> Short problem
Scan the lines below; pull out those with "this".

> Items from a data source

%%

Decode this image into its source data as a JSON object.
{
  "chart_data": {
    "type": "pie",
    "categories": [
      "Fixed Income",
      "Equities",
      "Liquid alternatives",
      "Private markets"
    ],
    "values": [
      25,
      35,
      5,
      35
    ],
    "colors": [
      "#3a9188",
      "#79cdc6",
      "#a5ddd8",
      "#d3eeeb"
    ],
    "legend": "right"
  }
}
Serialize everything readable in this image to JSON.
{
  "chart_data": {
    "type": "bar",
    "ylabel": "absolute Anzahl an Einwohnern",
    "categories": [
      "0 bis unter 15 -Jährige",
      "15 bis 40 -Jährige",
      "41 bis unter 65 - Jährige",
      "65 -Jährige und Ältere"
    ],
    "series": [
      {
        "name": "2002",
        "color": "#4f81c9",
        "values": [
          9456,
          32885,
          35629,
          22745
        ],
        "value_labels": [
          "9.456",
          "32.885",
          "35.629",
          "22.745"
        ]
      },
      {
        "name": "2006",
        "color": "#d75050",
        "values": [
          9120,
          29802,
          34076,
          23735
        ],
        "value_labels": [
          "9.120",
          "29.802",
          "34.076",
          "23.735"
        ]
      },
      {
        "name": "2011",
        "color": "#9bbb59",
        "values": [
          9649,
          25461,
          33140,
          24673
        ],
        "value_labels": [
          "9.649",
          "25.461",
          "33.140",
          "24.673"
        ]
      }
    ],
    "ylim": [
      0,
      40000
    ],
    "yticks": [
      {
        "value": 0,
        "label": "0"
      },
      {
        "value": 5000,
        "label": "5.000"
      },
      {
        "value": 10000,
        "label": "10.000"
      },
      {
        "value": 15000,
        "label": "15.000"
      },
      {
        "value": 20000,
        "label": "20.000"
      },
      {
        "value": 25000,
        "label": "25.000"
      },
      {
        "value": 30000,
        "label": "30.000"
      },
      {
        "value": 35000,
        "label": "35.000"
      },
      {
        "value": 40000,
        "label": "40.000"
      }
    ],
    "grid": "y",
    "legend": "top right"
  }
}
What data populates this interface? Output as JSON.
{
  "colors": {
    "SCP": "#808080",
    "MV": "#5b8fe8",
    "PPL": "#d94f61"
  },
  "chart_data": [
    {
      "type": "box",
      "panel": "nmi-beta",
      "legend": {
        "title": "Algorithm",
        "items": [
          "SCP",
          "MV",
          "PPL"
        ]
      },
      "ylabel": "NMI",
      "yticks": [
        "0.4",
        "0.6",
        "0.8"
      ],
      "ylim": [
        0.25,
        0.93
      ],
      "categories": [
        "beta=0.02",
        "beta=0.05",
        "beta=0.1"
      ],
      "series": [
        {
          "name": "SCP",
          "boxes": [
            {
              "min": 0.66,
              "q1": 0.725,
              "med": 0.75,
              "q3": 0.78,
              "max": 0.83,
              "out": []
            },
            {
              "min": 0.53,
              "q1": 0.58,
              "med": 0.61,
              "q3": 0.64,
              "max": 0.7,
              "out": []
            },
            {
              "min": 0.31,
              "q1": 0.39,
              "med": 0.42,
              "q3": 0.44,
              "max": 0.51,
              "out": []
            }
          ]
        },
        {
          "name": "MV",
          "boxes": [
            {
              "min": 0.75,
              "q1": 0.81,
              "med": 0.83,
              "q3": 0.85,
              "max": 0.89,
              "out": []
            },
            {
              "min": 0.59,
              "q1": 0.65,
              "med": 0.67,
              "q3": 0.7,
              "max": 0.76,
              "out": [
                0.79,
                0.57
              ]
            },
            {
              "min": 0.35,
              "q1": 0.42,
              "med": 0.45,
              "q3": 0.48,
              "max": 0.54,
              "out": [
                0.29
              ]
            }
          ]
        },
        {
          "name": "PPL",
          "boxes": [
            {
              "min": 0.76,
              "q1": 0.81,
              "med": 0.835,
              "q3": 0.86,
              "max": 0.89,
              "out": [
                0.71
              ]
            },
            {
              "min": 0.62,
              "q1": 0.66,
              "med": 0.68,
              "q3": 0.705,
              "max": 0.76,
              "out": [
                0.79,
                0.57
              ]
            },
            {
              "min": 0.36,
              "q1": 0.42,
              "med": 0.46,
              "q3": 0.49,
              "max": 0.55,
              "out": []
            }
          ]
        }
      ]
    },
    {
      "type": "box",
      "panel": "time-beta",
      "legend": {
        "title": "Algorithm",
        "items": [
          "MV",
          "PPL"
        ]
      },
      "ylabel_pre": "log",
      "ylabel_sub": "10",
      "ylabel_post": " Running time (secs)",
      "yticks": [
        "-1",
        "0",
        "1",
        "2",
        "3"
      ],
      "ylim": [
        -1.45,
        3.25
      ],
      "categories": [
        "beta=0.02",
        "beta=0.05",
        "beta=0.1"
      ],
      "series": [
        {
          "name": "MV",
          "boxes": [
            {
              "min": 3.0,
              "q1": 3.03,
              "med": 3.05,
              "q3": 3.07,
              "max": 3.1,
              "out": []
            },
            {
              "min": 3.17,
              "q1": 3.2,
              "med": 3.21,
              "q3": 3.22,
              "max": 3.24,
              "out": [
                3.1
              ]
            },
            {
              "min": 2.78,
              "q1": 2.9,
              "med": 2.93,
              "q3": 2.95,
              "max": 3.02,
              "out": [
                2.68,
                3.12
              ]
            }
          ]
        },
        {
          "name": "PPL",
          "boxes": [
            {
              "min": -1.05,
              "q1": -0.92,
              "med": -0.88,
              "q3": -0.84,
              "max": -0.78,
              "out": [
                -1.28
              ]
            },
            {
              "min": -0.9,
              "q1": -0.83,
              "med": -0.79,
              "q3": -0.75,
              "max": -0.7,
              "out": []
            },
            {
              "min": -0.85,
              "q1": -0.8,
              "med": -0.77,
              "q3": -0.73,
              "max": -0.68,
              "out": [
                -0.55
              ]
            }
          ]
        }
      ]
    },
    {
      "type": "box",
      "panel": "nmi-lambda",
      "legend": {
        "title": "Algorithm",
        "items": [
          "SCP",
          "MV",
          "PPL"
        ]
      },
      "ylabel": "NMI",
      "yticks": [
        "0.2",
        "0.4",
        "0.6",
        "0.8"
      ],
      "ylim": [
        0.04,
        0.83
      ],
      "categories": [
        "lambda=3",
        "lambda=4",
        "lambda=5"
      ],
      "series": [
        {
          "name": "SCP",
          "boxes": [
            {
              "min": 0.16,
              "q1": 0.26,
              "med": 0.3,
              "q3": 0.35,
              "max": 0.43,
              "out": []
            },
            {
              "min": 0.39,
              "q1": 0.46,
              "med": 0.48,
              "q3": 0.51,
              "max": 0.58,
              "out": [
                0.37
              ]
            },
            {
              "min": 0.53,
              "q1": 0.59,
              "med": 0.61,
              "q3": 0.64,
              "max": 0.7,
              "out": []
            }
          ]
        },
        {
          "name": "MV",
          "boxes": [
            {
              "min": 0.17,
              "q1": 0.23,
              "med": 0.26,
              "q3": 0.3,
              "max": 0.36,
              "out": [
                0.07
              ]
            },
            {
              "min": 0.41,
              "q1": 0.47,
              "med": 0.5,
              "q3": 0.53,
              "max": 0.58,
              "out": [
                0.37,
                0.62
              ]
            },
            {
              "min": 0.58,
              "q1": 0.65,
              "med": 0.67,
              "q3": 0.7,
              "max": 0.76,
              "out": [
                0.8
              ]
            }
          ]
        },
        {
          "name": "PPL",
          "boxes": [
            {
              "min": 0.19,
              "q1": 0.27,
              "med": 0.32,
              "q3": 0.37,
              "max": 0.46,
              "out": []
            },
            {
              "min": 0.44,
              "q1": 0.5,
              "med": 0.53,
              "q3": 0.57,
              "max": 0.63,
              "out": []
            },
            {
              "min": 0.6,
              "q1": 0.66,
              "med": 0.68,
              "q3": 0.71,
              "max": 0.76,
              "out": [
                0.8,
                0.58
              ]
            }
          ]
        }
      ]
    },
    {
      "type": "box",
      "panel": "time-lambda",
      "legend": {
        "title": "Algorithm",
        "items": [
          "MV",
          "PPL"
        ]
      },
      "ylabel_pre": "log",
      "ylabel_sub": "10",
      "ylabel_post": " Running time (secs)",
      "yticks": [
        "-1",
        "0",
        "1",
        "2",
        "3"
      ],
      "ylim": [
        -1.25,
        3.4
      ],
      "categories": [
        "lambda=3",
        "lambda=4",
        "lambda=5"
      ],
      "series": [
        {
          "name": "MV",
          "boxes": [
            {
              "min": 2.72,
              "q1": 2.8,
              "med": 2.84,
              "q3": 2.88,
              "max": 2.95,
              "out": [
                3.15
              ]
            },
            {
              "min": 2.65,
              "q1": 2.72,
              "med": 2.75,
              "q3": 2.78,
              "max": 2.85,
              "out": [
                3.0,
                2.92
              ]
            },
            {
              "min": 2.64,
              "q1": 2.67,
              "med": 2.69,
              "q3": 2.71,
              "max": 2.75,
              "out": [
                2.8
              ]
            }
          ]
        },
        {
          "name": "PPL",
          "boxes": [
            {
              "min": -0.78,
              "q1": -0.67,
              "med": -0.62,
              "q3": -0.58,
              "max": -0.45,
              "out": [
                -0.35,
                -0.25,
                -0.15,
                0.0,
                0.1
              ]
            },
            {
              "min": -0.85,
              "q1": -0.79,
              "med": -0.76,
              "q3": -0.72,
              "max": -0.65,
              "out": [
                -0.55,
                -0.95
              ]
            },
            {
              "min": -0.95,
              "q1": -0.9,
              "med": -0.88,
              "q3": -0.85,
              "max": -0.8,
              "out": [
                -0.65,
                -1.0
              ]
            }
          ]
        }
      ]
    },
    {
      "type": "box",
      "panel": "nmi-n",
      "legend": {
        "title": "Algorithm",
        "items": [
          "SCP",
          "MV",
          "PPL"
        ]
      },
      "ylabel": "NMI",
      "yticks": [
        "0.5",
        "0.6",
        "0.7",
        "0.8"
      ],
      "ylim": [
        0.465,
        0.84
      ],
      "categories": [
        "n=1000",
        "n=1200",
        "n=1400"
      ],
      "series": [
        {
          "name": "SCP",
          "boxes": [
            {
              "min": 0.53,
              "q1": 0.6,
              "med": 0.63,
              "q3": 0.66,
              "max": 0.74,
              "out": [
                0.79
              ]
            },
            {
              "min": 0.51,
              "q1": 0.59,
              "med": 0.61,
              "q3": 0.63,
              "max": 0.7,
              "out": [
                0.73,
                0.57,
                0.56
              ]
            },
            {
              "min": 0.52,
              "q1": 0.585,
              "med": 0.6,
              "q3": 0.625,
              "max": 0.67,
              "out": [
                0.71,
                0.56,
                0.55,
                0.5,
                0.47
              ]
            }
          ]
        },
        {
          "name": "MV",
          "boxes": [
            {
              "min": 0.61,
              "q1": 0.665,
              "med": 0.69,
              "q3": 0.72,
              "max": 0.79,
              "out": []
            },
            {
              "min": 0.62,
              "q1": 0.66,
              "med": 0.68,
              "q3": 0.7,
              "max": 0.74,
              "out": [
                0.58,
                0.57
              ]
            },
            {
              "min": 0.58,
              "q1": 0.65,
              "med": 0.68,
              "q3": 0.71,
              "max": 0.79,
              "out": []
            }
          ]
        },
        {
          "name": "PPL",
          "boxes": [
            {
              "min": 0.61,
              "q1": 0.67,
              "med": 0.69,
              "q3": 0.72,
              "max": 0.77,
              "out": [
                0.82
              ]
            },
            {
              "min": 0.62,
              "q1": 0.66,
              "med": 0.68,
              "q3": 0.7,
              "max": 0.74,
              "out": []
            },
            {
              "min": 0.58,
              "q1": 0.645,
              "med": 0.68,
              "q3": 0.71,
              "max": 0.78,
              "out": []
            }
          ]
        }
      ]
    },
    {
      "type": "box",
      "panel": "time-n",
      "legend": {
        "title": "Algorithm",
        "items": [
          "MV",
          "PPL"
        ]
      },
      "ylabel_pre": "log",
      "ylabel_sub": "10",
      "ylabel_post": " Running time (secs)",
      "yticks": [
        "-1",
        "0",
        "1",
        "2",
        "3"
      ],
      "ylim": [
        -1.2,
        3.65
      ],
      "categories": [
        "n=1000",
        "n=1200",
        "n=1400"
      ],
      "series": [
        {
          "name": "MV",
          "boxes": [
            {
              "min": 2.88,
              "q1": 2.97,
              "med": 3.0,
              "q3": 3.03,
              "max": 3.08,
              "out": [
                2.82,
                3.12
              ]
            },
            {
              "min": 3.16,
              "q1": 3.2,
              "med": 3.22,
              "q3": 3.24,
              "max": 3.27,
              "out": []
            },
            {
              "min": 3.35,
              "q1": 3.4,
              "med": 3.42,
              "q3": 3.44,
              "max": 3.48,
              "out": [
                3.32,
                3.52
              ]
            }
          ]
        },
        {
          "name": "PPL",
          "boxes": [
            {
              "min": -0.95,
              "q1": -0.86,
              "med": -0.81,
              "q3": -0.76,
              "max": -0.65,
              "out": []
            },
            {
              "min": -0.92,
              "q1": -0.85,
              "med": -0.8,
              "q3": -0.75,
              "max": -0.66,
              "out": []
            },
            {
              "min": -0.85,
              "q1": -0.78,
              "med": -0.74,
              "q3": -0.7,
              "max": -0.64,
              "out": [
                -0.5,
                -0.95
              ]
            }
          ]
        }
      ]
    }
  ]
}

%%

> Response
Decode this image into its source data as a JSON object.
Serialize everything readable in this image to JSON.
What data populates this interface? Output as JSON.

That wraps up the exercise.